• [What you should do] The exercise asks for every line of the data to be reproduced exactly.

==============================

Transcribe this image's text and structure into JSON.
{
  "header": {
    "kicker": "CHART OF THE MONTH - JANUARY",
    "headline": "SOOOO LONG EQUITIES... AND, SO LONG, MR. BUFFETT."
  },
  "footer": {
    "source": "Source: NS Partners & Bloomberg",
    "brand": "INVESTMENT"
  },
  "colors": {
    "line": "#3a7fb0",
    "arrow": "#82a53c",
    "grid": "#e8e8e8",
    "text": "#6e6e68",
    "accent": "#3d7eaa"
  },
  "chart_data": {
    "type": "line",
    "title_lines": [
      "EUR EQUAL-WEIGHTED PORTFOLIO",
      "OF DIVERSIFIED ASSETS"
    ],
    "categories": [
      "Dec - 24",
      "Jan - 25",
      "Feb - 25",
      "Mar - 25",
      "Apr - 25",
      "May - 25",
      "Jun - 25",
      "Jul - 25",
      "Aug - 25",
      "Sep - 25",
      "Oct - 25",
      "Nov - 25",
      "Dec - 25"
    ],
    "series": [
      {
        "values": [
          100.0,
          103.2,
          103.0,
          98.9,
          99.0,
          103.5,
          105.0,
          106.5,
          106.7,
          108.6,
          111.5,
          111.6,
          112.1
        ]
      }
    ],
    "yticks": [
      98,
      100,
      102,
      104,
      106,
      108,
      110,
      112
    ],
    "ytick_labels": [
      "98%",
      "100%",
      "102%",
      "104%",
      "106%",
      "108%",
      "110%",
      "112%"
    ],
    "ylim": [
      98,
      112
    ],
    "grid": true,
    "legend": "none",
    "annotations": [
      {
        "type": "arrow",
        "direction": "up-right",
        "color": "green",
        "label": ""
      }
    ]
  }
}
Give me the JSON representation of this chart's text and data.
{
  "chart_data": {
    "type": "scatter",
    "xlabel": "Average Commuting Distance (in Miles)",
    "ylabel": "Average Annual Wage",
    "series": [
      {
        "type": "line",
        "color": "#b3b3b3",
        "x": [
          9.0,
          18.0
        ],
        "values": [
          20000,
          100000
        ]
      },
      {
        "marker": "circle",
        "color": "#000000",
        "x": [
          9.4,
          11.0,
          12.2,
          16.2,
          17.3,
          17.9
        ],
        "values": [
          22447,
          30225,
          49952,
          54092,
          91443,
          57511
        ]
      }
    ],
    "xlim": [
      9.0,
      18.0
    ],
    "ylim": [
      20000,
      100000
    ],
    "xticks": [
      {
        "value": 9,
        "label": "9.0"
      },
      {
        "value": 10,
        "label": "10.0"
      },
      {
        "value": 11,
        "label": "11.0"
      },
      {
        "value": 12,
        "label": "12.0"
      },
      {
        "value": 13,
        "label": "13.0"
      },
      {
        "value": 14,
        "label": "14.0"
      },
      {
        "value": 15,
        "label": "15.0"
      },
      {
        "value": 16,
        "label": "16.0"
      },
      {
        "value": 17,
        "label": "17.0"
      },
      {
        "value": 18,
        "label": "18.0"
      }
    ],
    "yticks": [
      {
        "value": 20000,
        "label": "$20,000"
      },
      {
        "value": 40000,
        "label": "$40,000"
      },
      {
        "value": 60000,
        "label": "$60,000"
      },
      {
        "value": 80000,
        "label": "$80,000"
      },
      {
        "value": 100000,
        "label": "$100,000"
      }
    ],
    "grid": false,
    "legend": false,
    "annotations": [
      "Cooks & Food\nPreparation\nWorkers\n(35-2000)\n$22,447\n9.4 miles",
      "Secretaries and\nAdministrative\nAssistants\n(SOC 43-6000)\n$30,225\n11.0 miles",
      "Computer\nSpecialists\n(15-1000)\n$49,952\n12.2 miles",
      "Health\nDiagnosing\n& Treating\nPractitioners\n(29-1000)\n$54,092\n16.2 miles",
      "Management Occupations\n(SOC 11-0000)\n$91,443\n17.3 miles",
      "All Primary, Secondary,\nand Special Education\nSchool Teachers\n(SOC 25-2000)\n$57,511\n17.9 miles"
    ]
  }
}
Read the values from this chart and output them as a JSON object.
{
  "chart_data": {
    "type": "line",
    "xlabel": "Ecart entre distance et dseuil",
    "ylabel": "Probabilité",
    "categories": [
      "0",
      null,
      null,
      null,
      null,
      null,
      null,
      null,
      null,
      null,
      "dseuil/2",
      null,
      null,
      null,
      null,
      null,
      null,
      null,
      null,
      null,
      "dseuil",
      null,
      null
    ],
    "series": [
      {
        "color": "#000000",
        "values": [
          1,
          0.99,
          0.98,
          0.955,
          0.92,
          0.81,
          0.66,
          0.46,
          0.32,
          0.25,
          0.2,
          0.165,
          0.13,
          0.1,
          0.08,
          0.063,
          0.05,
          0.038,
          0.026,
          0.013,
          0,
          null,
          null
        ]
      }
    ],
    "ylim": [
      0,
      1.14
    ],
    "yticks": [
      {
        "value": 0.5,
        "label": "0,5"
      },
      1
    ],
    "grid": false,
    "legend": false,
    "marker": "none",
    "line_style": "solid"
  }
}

==============================

• [Solved problem]
Transcribe this image's text and structure into JSON.
{
  "header": {
    "kicker": "CHART OF THE MONTH - JANUARY",
    "headline": "SOOOO LONG EQUITIES... AND, SO LONG, MR. BUFFETT."
  },
  "footer": {
    "source": "Source: NS Partners & Bloomberg",
    "brand": "INVESTMENT"
  },
  "colors": {
    "line": "#3a7fb0",
    "arrow": "#82a53c",
    "grid": "#e8e8e8",
    "text": "#6e6e68",
    "accent": "#3d7eaa"
  },
  "chart_data": {
    "type": "line",
    "title_lines": [
      "EUR EQUAL-WEIGHTED PORTFOLIO",
      "OF DIVERSIFIED ASSETS"
    ],
    "categories": [
      "Dec - 24",
      "Jan - 25",
      "Feb - 25",
      "Mar - 25",
      "Apr - 25",
      "May - 25",
      "Jun - 25",
      "Jul - 25",
      "Aug - 25",
      "Sep - 25",
      "Oct - 25",
      "Nov - 25",
      "Dec - 25"
    ],
    "series": [
      {
        "values": [
          100.0,
          103.2,
          103.0,
          98.9,
          99.0,
          103.5,
          105.0,
          106.5,
          106.7,
          108.6,
          111.5,
          111.6,
          112.1
        ]
      }
    ],
    "yticks": [
      98,
      100,
      102,
      104,
      106,
      108,
      110,
      112
    ],
    "ytick_labels": [
      "98%",
      "100%",
      "102%",
      "104%",
      "106%",
      "108%",
      "110%",
      "112%"
    ],
    "ylim": [
      98,
      112
    ],
    "grid": true,
    "legend": "none",
    "annotations": [
      {
        "type": "arrow",
        "direction": "up-right",
        "color": "green",
        "label": ""
      }
    ]
  }
}
Give me the JSON representation of this chart's text and data.
{
  "chart_data": {
    "type": "scatter",
    "xlabel": "Average Commuting Distance (in Miles)",
    "ylabel": "Average Annual Wage",
    "series": [
      {
        "type": "line",
        "color": "#b3b3b3",
        "x": [
          9.0,
          18.0
        ],
        "values": [
          20000,
          100000
        ]
      },
      {
        "marker": "circle",
        "color": "#000000",
        "x": [
          9.4,
          11.0,
          12.2,
          16.2,
          17.3,
          17.9
        ],
        "values": [
          22447,
          30225,
          49952,
          54092,
          91443,
          57511
        ]
      }
    ],
    "xlim": [
      9.0,
      18.0
    ],
    "ylim": [
      20000,
      100000
    ],
    "xticks": [
      {
        "value": 9,
        "label": "9.0"
      },
      {
        "value": 10,
        "label": "10.0"
      },
      {
        "value": 11,
        "label": "11.0"
      },
      {
        "value": 12,
        "label": "12.0"
      },
      {
        "value": 13,
        "label": "13.0"
      },
      {
        "value": 14,
        "label": "14.0"
      },
      {
        "value": 15,
        "label": "15.0"
      },
      {
        "value": 16,
        "label": "16.0"
      },
      {
        "value": 17,
        "label": "17.0"
      },
      {
        "value": 18,
        "label": "18.0"
      }
    ],
    "yticks": [
      {
        "value": 20000,
        "label": "$20,000"
      },
      {
        "value": 40000,
        "label": "$40,000"
      },
      {
        "value": 60000,
        "label": "$60,000"
      },
      {
        "value": 80000,
        "label": "$80,000"
      },
      {
        "value": 100000,
        "label": "$100,000"
      }
    ],
    "grid": false,
    "legend": false,
    "annotations": [
      "Cooks & Food\nPreparation\nWorkers\n(35-2000)\n$22,447\n9.4 miles",
      "Secretaries and\nAdministrative\nAssistants\n(SOC 43-6000)\n$30,225\n11.0 miles",
      "Computer\nSpecialists\n(15-1000)\n$49,952\n12.2 miles",
      "Health\nDiagnosing\n& Treating\nPractitioners\n(29-1000)\n$54,092\n16.2 miles",
      "Management Occupations\n(SOC 11-0000)\n$91,443\n17.3 miles",
      "All Primary, Secondary,\nand Special Education\nSchool Teachers\n(SOC 25-2000)\n$57,511\n17.9 miles"
    ]
  }
}
Read the values from this chart and output them as a JSON object.
{
  "chart_data": {
    "type": "line",
    "xlabel": "Ecart entre distance et dseuil",
    "ylabel": "Probabilité",
    "categories": [
      "0",
      null,
      null,
      null,
      null,
      null,
      null,
      null,
      null,
      null,
      "dseuil/2",
      null,
      null,
      null,
      null,
      null,
      null,
      null,
      null,
      null,
      "dseuil",
      null,
      null
    ],
    "series": [
      {
        "color": "#000000",
        "values": [
          1,
          0.99,
          0.98,
          0.955,
          0.92,
          0.81,
          0.66,
          0.46,
          0.32,
          0.25,
          0.2,
          0.165,
          0.13,
          0.1,
          0.08,
          0.063,
          0.05,
          0.038,
          0.026,
          0.013,
          0,
          null,
          null
        ]
      }
    ],
    "ylim": [
      0,
      1.14
    ],
    "yticks": [
      {
        "value": 0.5,
        "label": "0,5"
      },
      1
    ],
    "grid": false,
    "legend": false,
    "marker": "none",
    "line_style": "solid"
  }
}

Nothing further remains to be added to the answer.